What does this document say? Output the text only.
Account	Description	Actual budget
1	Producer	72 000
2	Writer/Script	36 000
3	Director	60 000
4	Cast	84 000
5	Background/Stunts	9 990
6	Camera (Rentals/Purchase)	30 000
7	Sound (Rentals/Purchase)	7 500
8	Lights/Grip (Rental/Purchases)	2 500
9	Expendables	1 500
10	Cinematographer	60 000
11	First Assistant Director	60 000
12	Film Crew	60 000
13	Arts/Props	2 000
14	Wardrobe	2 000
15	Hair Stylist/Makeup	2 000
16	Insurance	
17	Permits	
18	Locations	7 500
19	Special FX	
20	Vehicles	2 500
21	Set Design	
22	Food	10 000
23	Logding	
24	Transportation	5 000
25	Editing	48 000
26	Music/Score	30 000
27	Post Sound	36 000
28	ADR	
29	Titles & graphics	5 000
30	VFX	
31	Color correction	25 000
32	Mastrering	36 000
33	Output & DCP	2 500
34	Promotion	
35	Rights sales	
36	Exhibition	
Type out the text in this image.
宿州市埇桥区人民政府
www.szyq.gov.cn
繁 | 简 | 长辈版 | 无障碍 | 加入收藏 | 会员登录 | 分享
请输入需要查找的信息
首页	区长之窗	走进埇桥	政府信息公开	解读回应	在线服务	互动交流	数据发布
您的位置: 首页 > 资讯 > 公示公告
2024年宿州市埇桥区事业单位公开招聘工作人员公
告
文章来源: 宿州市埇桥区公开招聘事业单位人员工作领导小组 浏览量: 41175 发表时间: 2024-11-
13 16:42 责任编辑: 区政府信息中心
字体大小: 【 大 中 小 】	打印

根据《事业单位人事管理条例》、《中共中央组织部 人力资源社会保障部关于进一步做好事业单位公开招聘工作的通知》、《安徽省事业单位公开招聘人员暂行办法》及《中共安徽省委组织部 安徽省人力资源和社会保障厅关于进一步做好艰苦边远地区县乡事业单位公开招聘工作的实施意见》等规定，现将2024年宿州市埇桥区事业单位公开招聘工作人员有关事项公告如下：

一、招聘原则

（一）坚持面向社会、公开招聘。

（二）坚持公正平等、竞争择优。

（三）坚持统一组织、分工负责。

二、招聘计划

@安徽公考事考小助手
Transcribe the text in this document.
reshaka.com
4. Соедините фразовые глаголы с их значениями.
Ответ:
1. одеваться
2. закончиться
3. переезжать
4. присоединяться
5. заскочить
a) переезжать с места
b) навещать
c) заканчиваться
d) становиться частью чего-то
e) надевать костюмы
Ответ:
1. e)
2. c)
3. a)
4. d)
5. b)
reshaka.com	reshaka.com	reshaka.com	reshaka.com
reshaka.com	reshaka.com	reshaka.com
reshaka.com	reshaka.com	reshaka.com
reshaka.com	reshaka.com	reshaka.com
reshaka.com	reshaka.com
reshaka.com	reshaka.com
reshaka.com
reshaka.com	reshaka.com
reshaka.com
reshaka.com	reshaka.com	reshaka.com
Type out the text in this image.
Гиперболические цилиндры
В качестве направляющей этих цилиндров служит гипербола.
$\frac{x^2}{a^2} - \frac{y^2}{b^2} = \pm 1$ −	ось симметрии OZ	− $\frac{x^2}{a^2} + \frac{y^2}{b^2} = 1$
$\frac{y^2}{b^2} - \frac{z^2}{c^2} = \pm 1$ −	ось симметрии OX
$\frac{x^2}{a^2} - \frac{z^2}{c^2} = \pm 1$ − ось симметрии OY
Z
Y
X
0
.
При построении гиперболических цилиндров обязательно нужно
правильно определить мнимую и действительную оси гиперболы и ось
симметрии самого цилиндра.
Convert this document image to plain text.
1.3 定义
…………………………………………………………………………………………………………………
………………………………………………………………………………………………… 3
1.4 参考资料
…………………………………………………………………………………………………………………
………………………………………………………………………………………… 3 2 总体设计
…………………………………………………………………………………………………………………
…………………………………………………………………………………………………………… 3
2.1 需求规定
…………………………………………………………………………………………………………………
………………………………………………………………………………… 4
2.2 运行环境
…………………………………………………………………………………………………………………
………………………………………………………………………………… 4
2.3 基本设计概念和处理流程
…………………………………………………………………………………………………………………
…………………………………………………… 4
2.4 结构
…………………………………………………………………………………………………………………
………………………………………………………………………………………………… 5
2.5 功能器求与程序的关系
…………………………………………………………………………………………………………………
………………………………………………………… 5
━━━━━━━━━━━━━━━━━━━━
- [YOUR OBJECTIVE]
Transcribe each record exactly. Leave nothing out.

- [PROBLEM SOLUTION]
What does this document say? Output the text only.
Account	Description	Actual budget
1	Producer	72 000
2	Writer/Script	36 000
3	Director	60 000
4	Cast	84 000
5	Background/Stunts	9 990
6	Camera (Rentals/Purchase)	30 000
7	Sound (Rentals/Purchase)	7 500
8	Lights/Grip (Rental/Purchases)	2 500
9	Expendables	1 500
10	Cinematographer	60 000
11	First Assistant Director	60 000
12	Film Crew	60 000
13	Arts/Props	2 000
14	Wardrobe	2 000
15	Hair Stylist/Makeup	2 000
16	Insurance	
17	Permits	
18	Locations	7 500
19	Special FX	
20	Vehicles	2 500
21	Set Design	
22	Food	10 000
23	Logding	
24	Transportation	5 000
25	Editing	48 000
26	Music/Score	30 000
27	Post Sound	36 000
28	ADR	
29	Titles & graphics	5 000
30	VFX	
31	Color correction	25 000
32	Mastrering	36 000
33	Output & DCP	2 500
34	Promotion	
35	Rights sales	
36	Exhibition	
Type out the text in this image.
宿州市埇桥区人民政府
www.szyq.gov.cn
繁 | 简 | 长辈版 | 无障碍 | 加入收藏 | 会员登录 | 分享
请输入需要查找的信息
首页	区长之窗	走进埇桥	政府信息公开	解读回应	在线服务	互动交流	数据发布
您的位置: 首页 > 资讯 > 公示公告
2024年宿州市埇桥区事业单位公开招聘工作人员公
告
文章来源: 宿州市埇桥区公开招聘事业单位人员工作领导小组 浏览量: 41175 发表时间: 2024-11-
13 16:42 责任编辑: 区政府信息中心
字体大小: 【 大 中 小 】	打印

根据《事业单位人事管理条例》、《中共中央组织部 人力资源社会保障部关于进一步做好事业单位公开招聘工作的通知》、《安徽省事业单位公开招聘人员暂行办法》及《中共安徽省委组织部 安徽省人力资源和社会保障厅关于进一步做好艰苦边远地区县乡事业单位公开招聘工作的实施意见》等规定，现将2024年宿州市埇桥区事业单位公开招聘工作人员有关事项公告如下：

一、招聘原则

（一）坚持面向社会、公开招聘。

（二）坚持公正平等、竞争择优。

（三）坚持统一组织、分工负责。

二、招聘计划

@安徽公考事考小助手
Transcribe the text in this document.
reshaka.com
4. Соедините фразовые глаголы с их значениями.
Ответ:
1. одеваться
2. закончиться
3. переезжать
4. присоединяться
5. заскочить
a) переезжать с места
b) навещать
c) заканчиваться
d) становиться частью чего-то
e) надевать костюмы
Ответ:
1. e)
2. c)
3. a)
4. d)
5. b)
reshaka.com	reshaka.com	reshaka.com	reshaka.com
reshaka.com	reshaka.com	reshaka.com
reshaka.com	reshaka.com	reshaka.com
reshaka.com	reshaka.com	reshaka.com
reshaka.com	reshaka.com
reshaka.com	reshaka.com
reshaka.com
reshaka.com	reshaka.com
reshaka.com
reshaka.com	reshaka.com	reshaka.com
Type out the text in this image.
Гиперболические цилиндры
В качестве направляющей этих цилиндров служит гипербола.
$\frac{x^2}{a^2} - \frac{y^2}{b^2} = \pm 1$ −	ось симметрии OZ	− $\frac{x^2}{a^2} + \frac{y^2}{b^2} = 1$
$\frac{y^2}{b^2} - \frac{z^2}{c^2} = \pm 1$ −	ось симметрии OX
$\frac{x^2}{a^2} - \frac{z^2}{c^2} = \pm 1$ − ось симметрии OY
Z
Y
X
0
.
При построении гиперболических цилиндров обязательно нужно
правильно определить мнимую и действительную оси гиперболы и ось
симметрии самого цилиндра.
Convert this document image to plain text.
1.3 定义
…………………………………………………………………………………………………………………
………………………………………………………………………………………………… 3
1.4 参考资料
…………………………………………………………………………………………………………………
………………………………………………………………………………………… 3 2 总体设计
…………………………………………………………………………………………………………………
…………………………………………………………………………………………………………… 3
2.1 需求规定
…………………………………………………………………………………………………………………
………………………………………………………………………………… 4
2.2 运行环境
…………………………………………………………………………………………………………………
………………………………………………………………………………… 4
2.3 基本设计概念和处理流程
…………………………………………………………………………………………………………………
…………………………………………………… 4
2.4 结构
…………………………………………………………………………………………………………………
………………………………………………………………………………………………… 5
2.5 功能器求与程序的关系
…………………………………………………………………………………………………………………
………………………………………………………… 5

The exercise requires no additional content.